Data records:
⁂

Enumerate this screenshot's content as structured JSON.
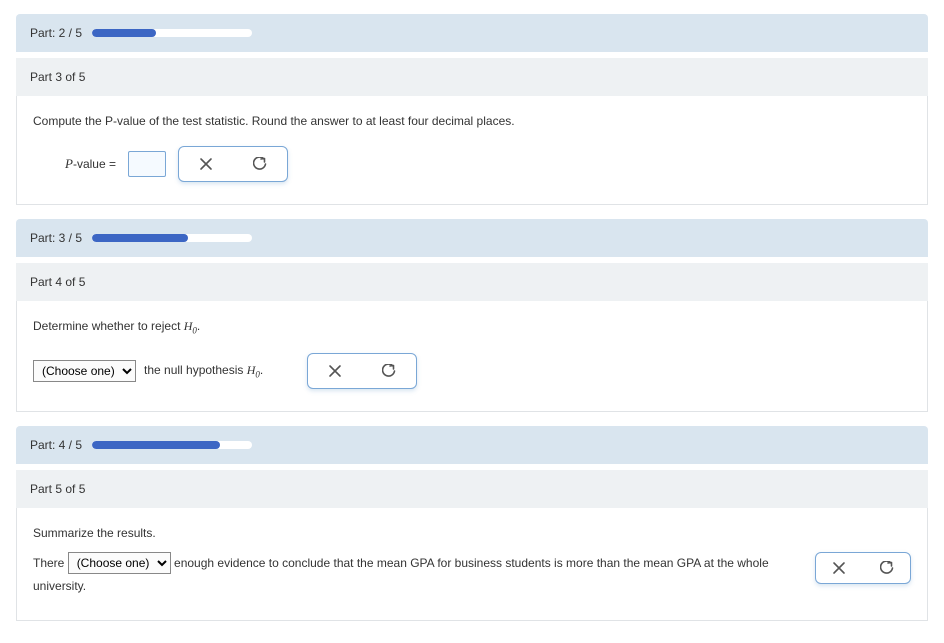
{
  "part2": {
    "headerLabel": "Part: 2 / 5",
    "progressPercent": 40
  },
  "part3": {
    "subHeader": "Part 3 of 5",
    "question": "Compute the P-value of the test statistic. Round the answer to at least four decimal places.",
    "formulaLabelPrefix": "P",
    "formulaLabelSuffix": "-value =",
    "headerLabel": "Part: 3 / 5",
    "progressPercent": 60
  },
  "part4": {
    "subHeader": "Part 4 of 5",
    "question": "Determine whether to reject ",
    "h0": "H",
    "h0sub": "0",
    "selectPlaceholder": "(Choose one)",
    "afterSelect": " the null hypothesis ",
    "headerLabel": "Part: 4 / 5",
    "progressPercent": 80
  },
  "part5": {
    "subHeader": "Part 5 of 5",
    "question": "Summarize the results.",
    "sentencePrefix": "There ",
    "selectPlaceholder": "(Choose one)",
    "sentenceSuffix": " enough evidence to conclude that the mean GPA for business students is more than the mean GPA at the whole university."
  }
}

⁂

What you are asked to do: Pictures don't belong in the copy. Restate all the entries exactly.

Written reply:
Enumerate this screenshot's content as structured JSON.
{
  "part2": {
    "headerLabel": "Part: 2 / 5",
    "progressPercent": 40
  },
  "part3": {
    "subHeader": "Part 3 of 5",
    "question": "Compute the P-value of the test statistic. Round the answer to at least four decimal places.",
    "formulaLabelPrefix": "P",
    "formulaLabelSuffix": "-value =",
    "headerLabel": "Part: 3 / 5",
    "progressPercent": 60
  },
  "part4": {
    "subHeader": "Part 4 of 5",
    "question": "Determine whether to reject ",
    "h0": "H",
    "h0sub": "0",
    "selectPlaceholder": "(Choose one)",
    "afterSelect": " the null hypothesis ",
    "headerLabel": "Part: 4 / 5",
    "progressPercent": 80
  },
  "part5": {
    "subHeader": "Part 5 of 5",
    "question": "Summarize the results.",
    "sentencePrefix": "There ",
    "selectPlaceholder": "(Choose one)",
    "sentenceSuffix": " enough evidence to conclude that the mean GPA for business students is more than the mean GPA at the whole university."
  }
}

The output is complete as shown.